Problem to solve - Look through the data below and return each line where "emoji" appears.

Stored dataset items:
------------
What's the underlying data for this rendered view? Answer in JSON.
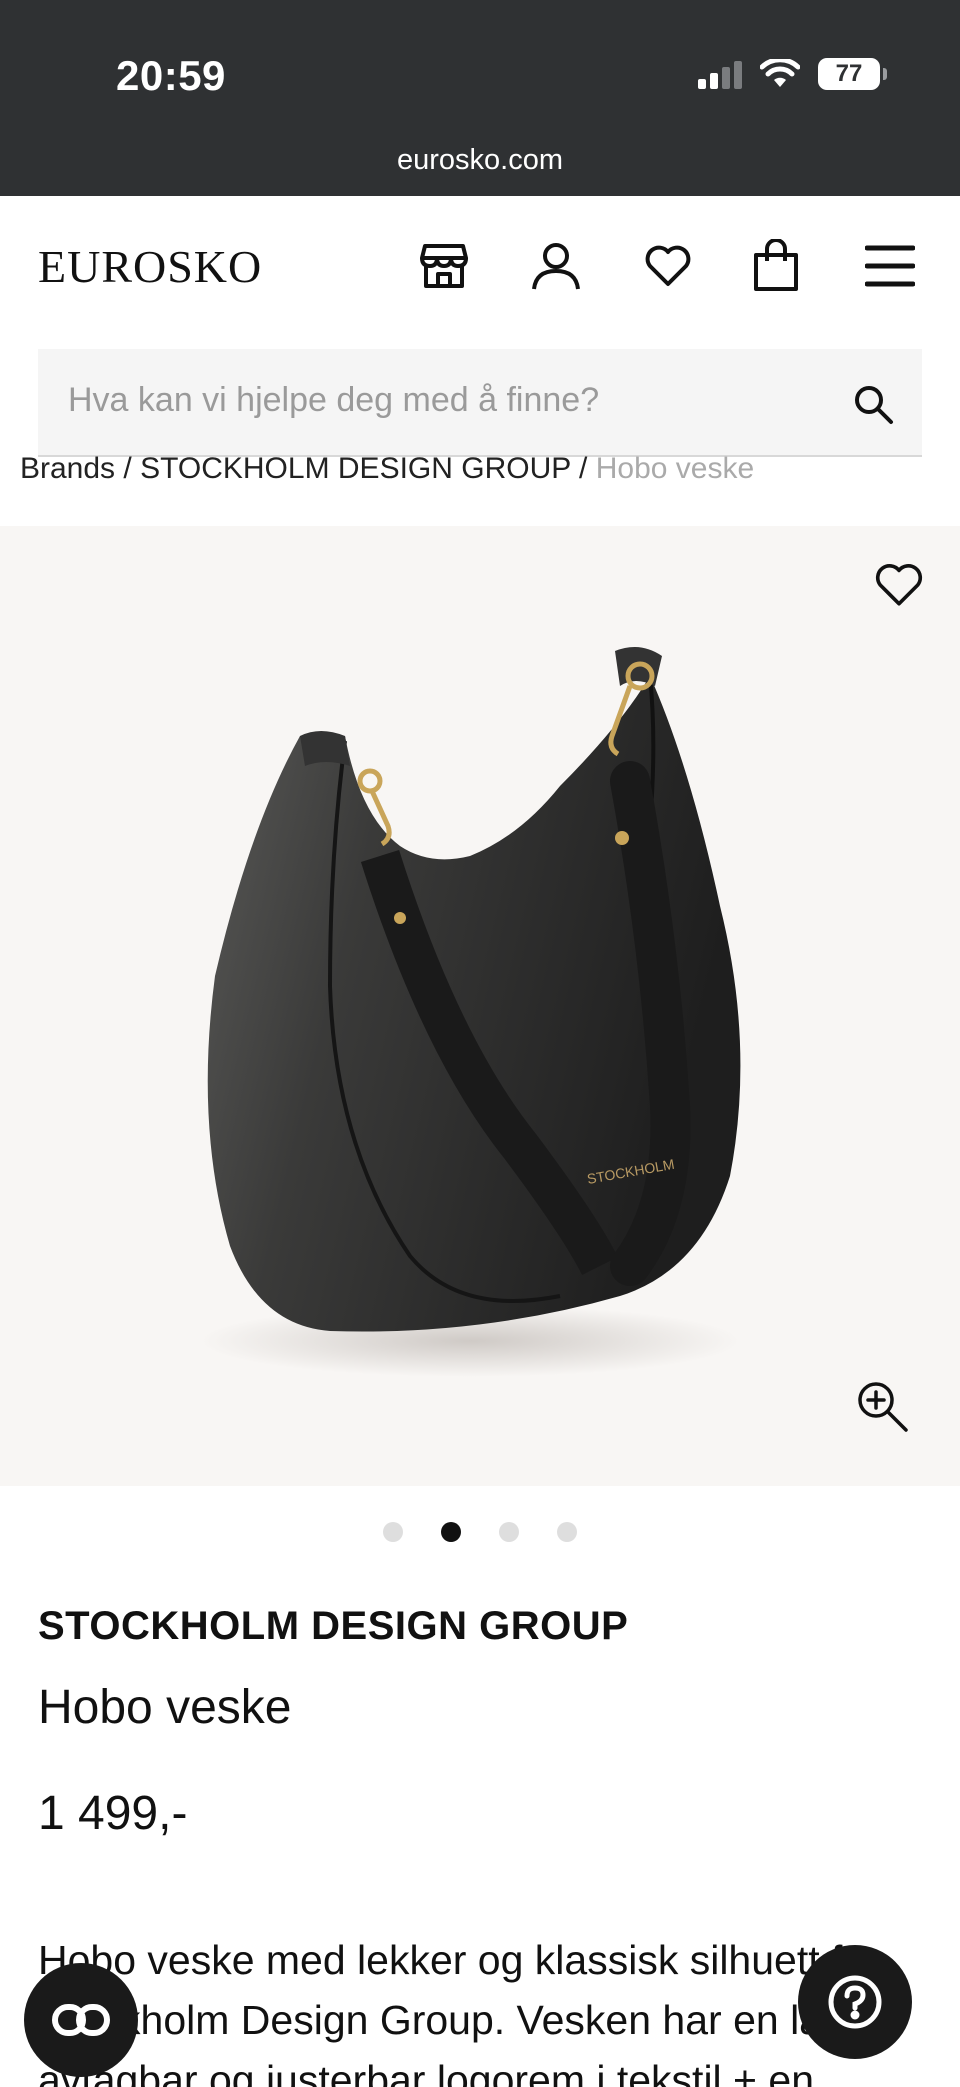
{
  "status_bar": {
    "time": "20:59",
    "battery": "77",
    "url": "eurosko.com"
  },
  "header": {
    "logo": "EUROSKO",
    "icons": [
      "store-icon",
      "user-icon",
      "heart-icon",
      "bag-icon",
      "menu-icon"
    ]
  },
  "search": {
    "placeholder": "Hva kan vi hjelpe deg med å finne?"
  },
  "breadcrumb": {
    "items": [
      "Brands",
      "STOCKHOLM DESIGN GROUP"
    ],
    "current": "Hobo veske",
    "separator": " / "
  },
  "gallery": {
    "slide_count": 4,
    "active_slide": 2,
    "bag_stamp": "STOCKHOLM"
  },
  "product": {
    "brand": "STOCKHOLM DESIGN GROUP",
    "name": "Hobo veske",
    "price": "1 499,-",
    "description": "Hobo veske med lekker og klassisk silhuett fra Stockholm Design Group. Vesken har en lang avtagbar og justerbar logorem i tekstil + en..."
  },
  "colors": {
    "status_bar_bg": "#2f3133",
    "gallery_bg": "#f8f6f4",
    "search_bg": "#f5f5f5",
    "fab_bg": "#1a1a1a"
  }
}
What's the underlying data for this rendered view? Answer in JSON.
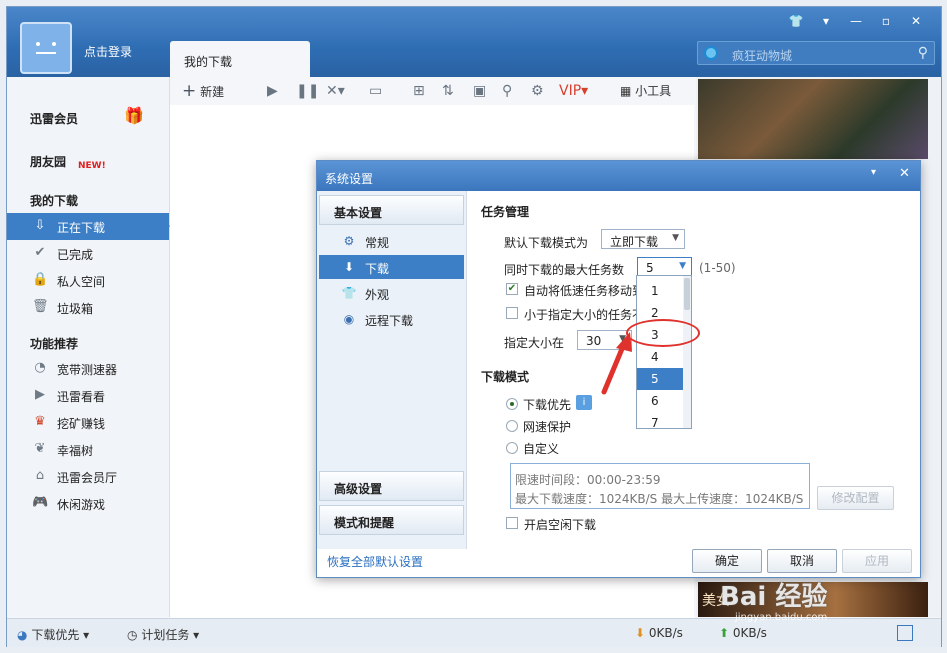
{
  "header": {
    "login": "点击登录",
    "tab": "我的下载",
    "search_placeholder": "疯狂动物城"
  },
  "sidebar": {
    "vip": "迅雷会员",
    "friends": "朋友园",
    "new_badge": "NEW!",
    "my_downloads": "我的下载",
    "downloads": [
      {
        "label": "正在下载",
        "icon": "download-icon"
      },
      {
        "label": "已完成",
        "icon": "check-icon"
      },
      {
        "label": "私人空间",
        "icon": "lock-icon"
      },
      {
        "label": "垃圾箱",
        "icon": "trash-icon"
      }
    ],
    "features_head": "功能推荐",
    "features": [
      {
        "label": "宽带测速器",
        "icon": "speedometer-icon"
      },
      {
        "label": "迅雷看看",
        "icon": "play-icon"
      },
      {
        "label": "挖矿赚钱",
        "icon": "crown-icon"
      },
      {
        "label": "幸福树",
        "icon": "leaf-icon"
      },
      {
        "label": "迅雷会员厅",
        "icon": "house-icon"
      },
      {
        "label": "休闲游戏",
        "icon": "gamepad-icon"
      }
    ]
  },
  "toolbar": {
    "new": "新建",
    "tools": "小工具"
  },
  "statusbar": {
    "priority": "下载优先",
    "schedule": "计划任务",
    "down_speed": "0KB/s",
    "up_speed": "0KB/s"
  },
  "right_ad": {
    "caption": "美女"
  },
  "dialog": {
    "title": "系统设置",
    "basic_settings": "基本设置",
    "nav": [
      {
        "label": "常规",
        "icon": "gear-icon"
      },
      {
        "label": "下载",
        "icon": "download-icon"
      },
      {
        "label": "外观",
        "icon": "shirt-icon"
      },
      {
        "label": "远程下载",
        "icon": "remote-icon"
      }
    ],
    "advanced_settings": "高级设置",
    "mode_and_alerts": "模式和提醒",
    "restore_defaults": "恢复全部默认设置",
    "task_mgmt": "任务管理",
    "default_mode_label": "默认下载模式为",
    "default_mode_value": "立即下载",
    "max_tasks_label": "同时下载的最大任务数",
    "max_tasks_value": "5",
    "max_tasks_range": "(1-50)",
    "auto_move_label": "自动将低速任务移动到",
    "auto_move_checked": true,
    "smaller_than_label": "小于指定大小的任务不",
    "size_label": "指定大小在",
    "size_value": "30",
    "download_mode": "下载模式",
    "mode_options": [
      {
        "label": "下载优先",
        "selected": true
      },
      {
        "label": "网速保护",
        "selected": false
      },
      {
        "label": "自定义",
        "selected": false
      }
    ],
    "limit_period": "限速时间段：00:00-23:59",
    "limit_speeds": "最大下载速度：1024KB/S  最大上传速度：1024KB/S",
    "modify_config": "修改配置",
    "idle_download": "开启空闲下载",
    "ok": "确定",
    "cancel": "取消",
    "apply": "应用",
    "dropdown_options": [
      "1",
      "2",
      "3",
      "4",
      "5",
      "6",
      "7"
    ],
    "dropdown_selected": "5"
  },
  "watermark": {
    "logo": "Bai 经验",
    "url": "jingyan.baidu.com"
  }
}
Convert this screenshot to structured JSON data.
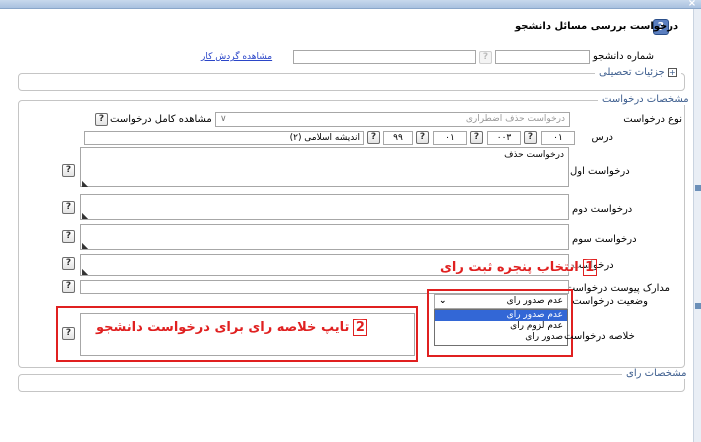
{
  "window": {
    "title": "درخواست بررسی مسائل دانشجو",
    "close_glyph": "×",
    "help_glyph": "?"
  },
  "student": {
    "number_label": "شماره دانشجو",
    "number_value": "",
    "name_value": "",
    "history_link": "مشاهده گردش کار"
  },
  "sections": {
    "academic_details": "جزئیات تحصیلی",
    "request_specs": "مشخصات درخواست",
    "opinion_specs": "مشخصات رای",
    "expand_glyph": "+"
  },
  "form": {
    "request_type_label": "نوع درخواست",
    "request_type_value": "درخواست حذف اضطراری",
    "request_type_chevron": "∨",
    "view_full_label": "مشاهده کامل درخواست",
    "course_label": "درس",
    "course_fields": [
      "۰۱",
      "۰۰۳",
      "۰۱",
      "۹۹"
    ],
    "course_name": "اندیشه اسلامی (۲)",
    "first_request_label": "درخواست اول",
    "first_request_value": "درخواست حذف",
    "second_request_label": "درخواست دوم",
    "third_request_label": "درخواست سوم",
    "fourth_request_label": "درخواست",
    "attachments_label": "مدارک پیوست درخواست",
    "status_label": "وضعیت درخواست",
    "summary_label": "خلاصه درخواست",
    "q_glyph": "?",
    "grip_glyph": "◣"
  },
  "status_dropdown": {
    "selected": "عدم صدور رای",
    "chevron": "⌄",
    "options": [
      "عدم صدور رای",
      "عدم لزوم رای",
      "صدور رای"
    ],
    "highlighted_index": 0
  },
  "annotations": {
    "step1_text": "انتخاب پنجره ثبت رای",
    "step1_num": "1",
    "step2_text": "تایپ خلاصه رای برای درخواست دانشجو",
    "step2_num": "2"
  },
  "colors": {
    "annotation_red": "#e02020",
    "highlight_blue": "#3367d6",
    "legend_blue": "#3b5c8d"
  }
}
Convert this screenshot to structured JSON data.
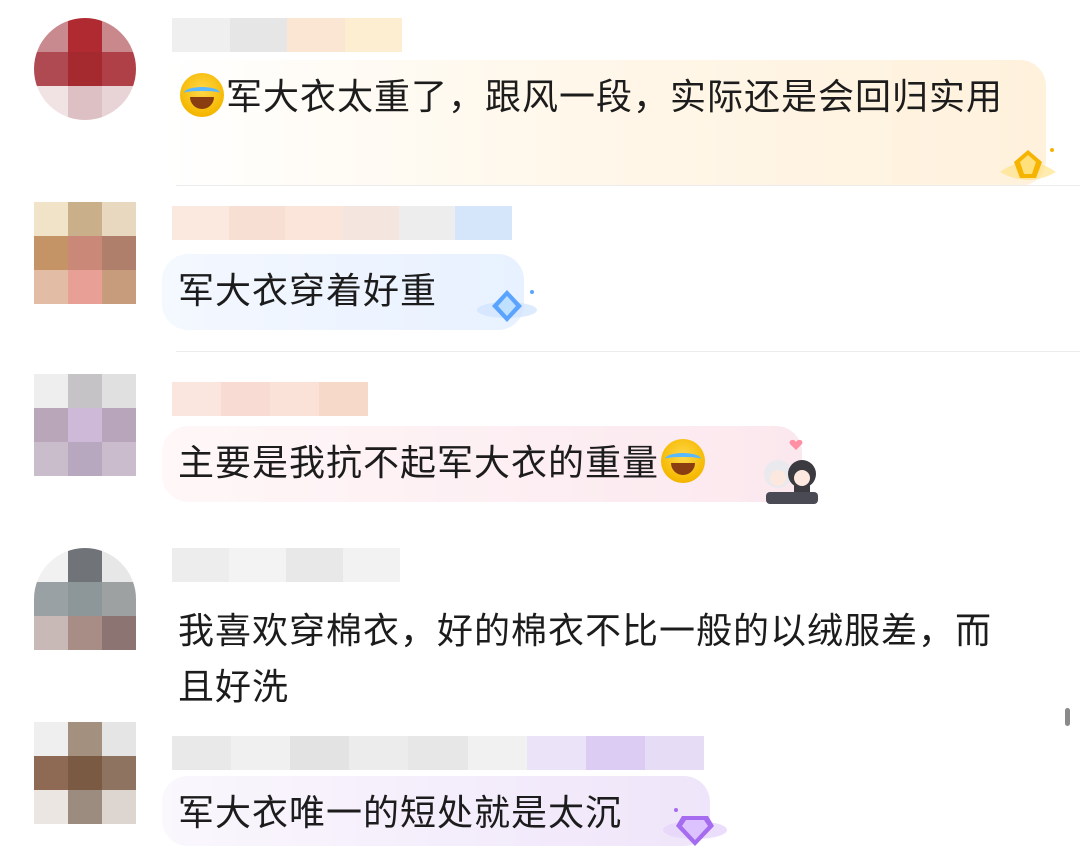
{
  "comments": [
    {
      "text_before": "",
      "text_after": "军大衣太重了，跟风一段，实际还是会回归实用",
      "emoji_before": "laughing-crying-emoji",
      "badge": "gold-crown-badge"
    },
    {
      "text_before": "军大衣穿着好重",
      "text_after": "",
      "badge": "blue-diamond-badge"
    },
    {
      "text_before": "主要是我抗不起军大衣的重量",
      "text_after": "",
      "emoji_after": "laughing-crying-emoji",
      "badge": "anime-couple-sticker"
    },
    {
      "text_before": "我喜欢穿棉衣，好的棉衣不比一般的以绒服差，而且好洗",
      "text_after": ""
    },
    {
      "text_before": "军大衣唯一的短处就是太沉",
      "text_after": "",
      "badge": "purple-gem-badge"
    }
  ],
  "colors": {
    "bubble_gold": "#fff6e6",
    "bubble_blue": "#eaf3ff",
    "bubble_pink": "#fdeef2",
    "bubble_purple": "#f3ecfb",
    "text": "#1c1c1c"
  }
}
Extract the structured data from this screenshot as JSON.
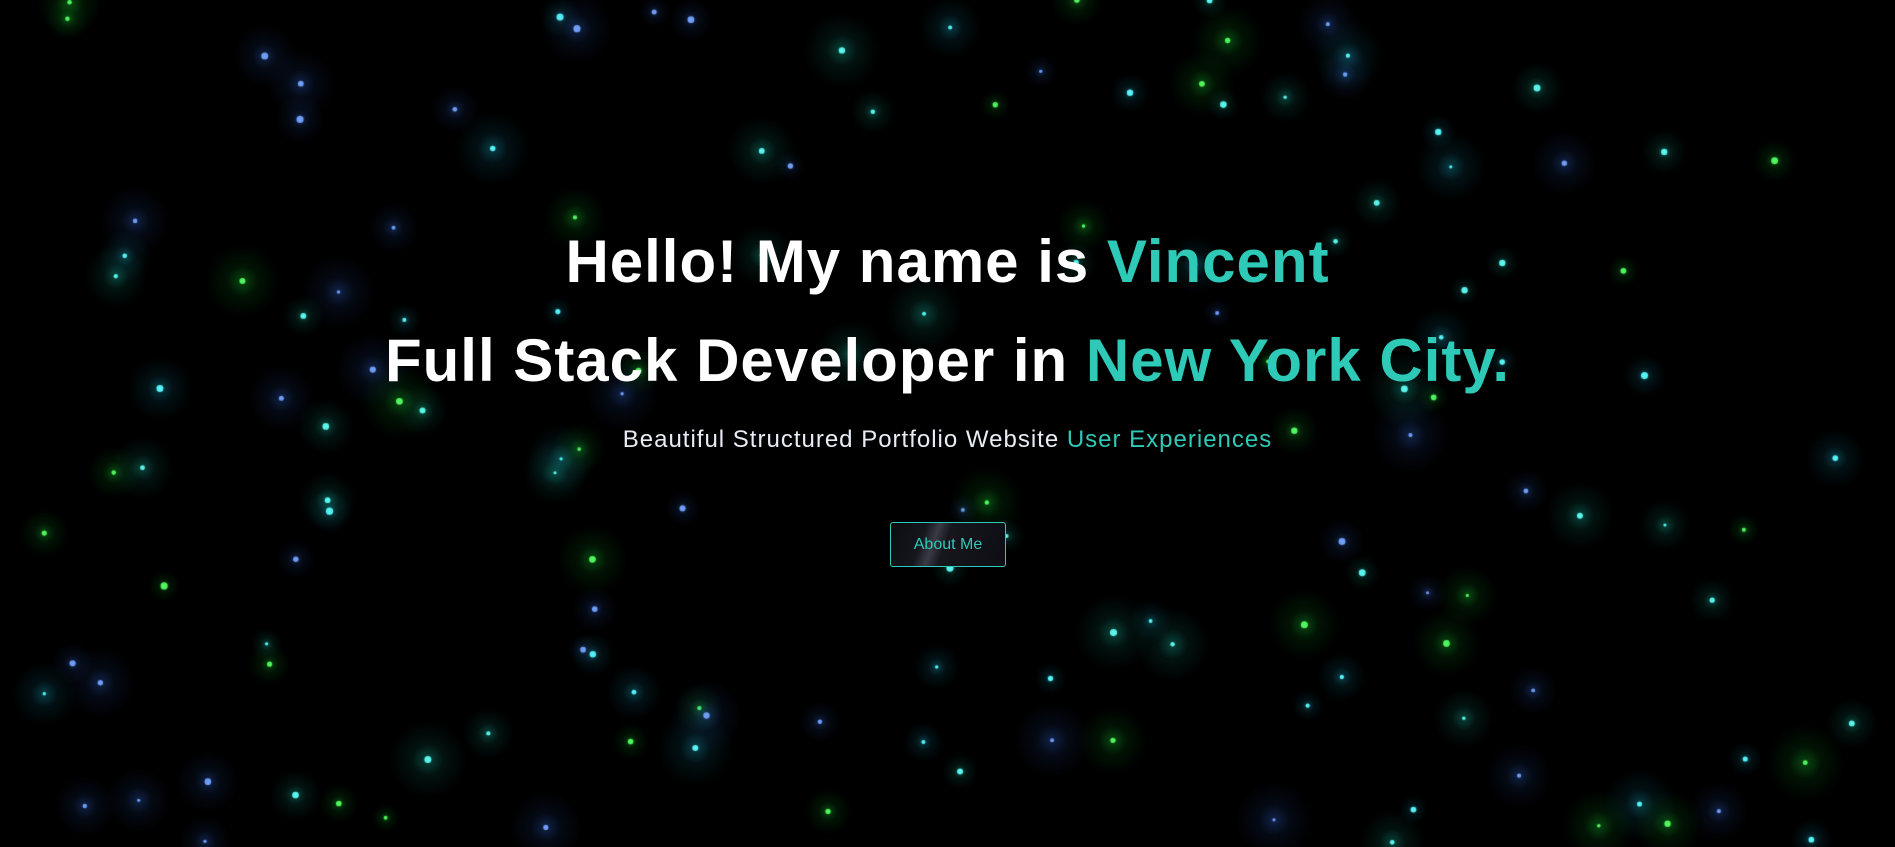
------------
Worked solution -
      "emoji_before": "laughing-crying-emoji",
      "emoji_after": "laughing-crying-emoji",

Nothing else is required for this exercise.